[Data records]
== == ==
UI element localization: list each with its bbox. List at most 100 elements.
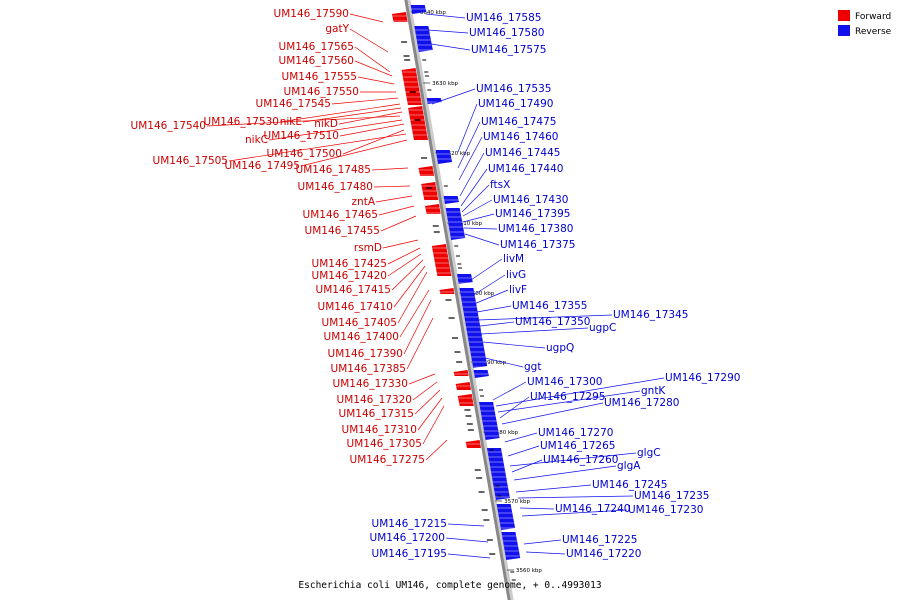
gene-label-um146-17290: UM146_17290 xyxy=(665,372,740,384)
gene-label-um146-17380: UM146_17380 xyxy=(498,223,573,235)
gene-label-gaty: gatY xyxy=(325,23,349,35)
gene-label-um146-17545: UM146_17545 xyxy=(256,98,331,110)
gene-feature xyxy=(435,150,453,164)
legend: Forward Reverse xyxy=(838,10,892,37)
gene-label-um146-17485: UM146_17485 xyxy=(296,164,371,176)
gene-feature xyxy=(418,166,435,176)
gene-label-um146-17385: UM146_17385 xyxy=(331,363,406,375)
gene-feature xyxy=(426,98,442,104)
map-title: Escherichia coli UM146, complete genome,… xyxy=(298,580,601,591)
gene-label-um146-17220: UM146_17220 xyxy=(566,548,641,560)
gene-label-um146-17415: UM146_17415 xyxy=(316,284,391,296)
gene-label-rsmd: rsmD xyxy=(354,242,382,254)
gene-label-nike: nikE xyxy=(280,116,302,128)
gene-features xyxy=(391,5,521,581)
gene-label-um146-17305: UM146_17305 xyxy=(347,438,422,450)
gene-feature xyxy=(408,106,428,140)
gene-label-glgc: glgC xyxy=(637,447,661,459)
gene-label-um146-17330: UM146_17330 xyxy=(333,378,408,390)
genome-backbone xyxy=(404,0,514,600)
gene-label-um146-17500: UM146_17500 xyxy=(267,148,342,160)
legend-forward-swatch xyxy=(838,10,850,21)
gene-label-um146-17510: UM146_17510 xyxy=(264,130,339,142)
gene-label-um146-17260: UM146_17260 xyxy=(543,454,618,466)
gene-label-um146-17315: UM146_17315 xyxy=(339,408,414,420)
gene-label-um146-17395: UM146_17395 xyxy=(495,208,570,220)
gene-label-um146-17530: UM146_17530 xyxy=(204,116,279,128)
gene-label-um146-17420: UM146_17420 xyxy=(312,270,387,282)
gene-label-um146-17440: UM146_17440 xyxy=(488,163,563,175)
gene-label-um146-17490: UM146_17490 xyxy=(478,98,553,110)
tick-label: 3590 kbp xyxy=(480,360,506,366)
tick-label: 3560 kbp xyxy=(516,568,542,574)
gene-label-um146-17240: UM146_17240 xyxy=(555,503,630,515)
tick-label: 3620 kbp xyxy=(444,151,470,157)
gene-label-um146-17430: UM146_17430 xyxy=(493,194,568,206)
gene-label-gntk: gntK xyxy=(641,385,666,397)
gene-label-um146-17455: UM146_17455 xyxy=(305,225,380,237)
gene-label-um146-17235: UM146_17235 xyxy=(634,490,709,502)
gene-feature xyxy=(496,504,516,530)
gene-feature xyxy=(414,26,433,52)
gene-label-um146-17320: UM146_17320 xyxy=(337,394,412,406)
gene-label-um146-17560: UM146_17560 xyxy=(279,55,354,67)
tick-label: 3580 kbp xyxy=(492,430,518,436)
gene-label-um146-17480: UM146_17480 xyxy=(298,181,373,193)
gene-feature xyxy=(459,288,488,368)
gene-label-um146-17275: UM146_17275 xyxy=(350,454,425,466)
gene-label-um146-17195: UM146_17195 xyxy=(372,548,447,560)
gene-label-um146-17445: UM146_17445 xyxy=(485,147,560,159)
gene-label-um146-17405: UM146_17405 xyxy=(322,317,397,329)
legend-reverse-swatch xyxy=(838,25,850,36)
gene-label-um146-17390: UM146_17390 xyxy=(328,348,403,360)
gene-label-um146-17585: UM146_17585 xyxy=(466,12,541,24)
gene-label-um146-17540: UM146_17540 xyxy=(131,120,206,132)
gene-feature xyxy=(424,204,441,214)
tick-label: 3630 kbp xyxy=(432,81,458,87)
gene-label-um146-17375: UM146_17375 xyxy=(500,239,575,251)
gene-label-um146-17425: UM146_17425 xyxy=(312,258,387,270)
gene-label-um146-17265: UM146_17265 xyxy=(540,440,615,452)
gene-label-um146-17495: UM146_17495 xyxy=(225,160,300,172)
gene-label-glga: glgA xyxy=(617,460,641,472)
gene-label-livf: livF xyxy=(509,284,527,296)
gene-label-um146-17555: UM146_17555 xyxy=(282,71,357,83)
gene-feature xyxy=(410,5,427,14)
gene-label-um146-17580: UM146_17580 xyxy=(469,27,544,39)
tick-label: 3640 kbp xyxy=(420,10,446,16)
tick-label: 3600 kbp xyxy=(468,291,494,297)
gene-label-um146-17465: UM146_17465 xyxy=(303,209,378,221)
gene-label-um146-17350: UM146_17350 xyxy=(515,316,590,328)
gene-label-um146-17200: UM146_17200 xyxy=(370,532,445,544)
gene-label-um146-17575: UM146_17575 xyxy=(471,44,546,56)
gene-label-ggt: ggt xyxy=(524,361,541,373)
tick-label: 3570 kbp xyxy=(504,499,530,505)
gene-feature xyxy=(457,394,474,406)
label-leader-lines xyxy=(206,13,665,559)
gene-label-nikc: nikC xyxy=(245,134,268,146)
gene-labels: UM146_17590 gatY UM146_17565 UM146_17560 UM1… xyxy=(131,8,741,560)
gene-feature xyxy=(391,12,408,22)
gene-label-um146-17225: UM146_17225 xyxy=(562,534,637,546)
gene-label-um146-17230: UM146_17230 xyxy=(628,504,703,516)
gene-label-um146-17270: UM146_17270 xyxy=(538,427,613,439)
tick-label: 3610 kbp xyxy=(456,221,482,227)
gene-label-livg: livG xyxy=(506,269,526,281)
gene-label-um146-17410: UM146_17410 xyxy=(318,301,393,313)
gene-label-nikd: nikD xyxy=(314,118,338,130)
gene-label-ugpq: ugpQ xyxy=(546,342,574,354)
gene-label-um146-17215: UM146_17215 xyxy=(372,518,447,530)
gene-label-um146-17505: UM146_17505 xyxy=(153,155,228,167)
gene-label-ugpc: ugpC xyxy=(589,322,616,334)
gene-feature xyxy=(457,274,473,284)
gene-feature xyxy=(439,288,455,294)
gene-label-livm: livM xyxy=(503,253,524,265)
gene-label-znta: zntA xyxy=(352,196,376,208)
gene-label-um146-17245: UM146_17245 xyxy=(592,479,667,491)
gene-label-um146-17535: UM146_17535 xyxy=(476,83,551,95)
gene-label-um146-17300: UM146_17300 xyxy=(527,376,602,388)
gene-feature xyxy=(453,370,469,376)
gene-label-um146-17550: UM146_17550 xyxy=(284,86,359,98)
gene-label-um146-17310: UM146_17310 xyxy=(342,424,417,436)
== == ==
* _Exercise_
Figure out how many lines of the data hold "tick", and answer with the number only.

* _Answer box_
9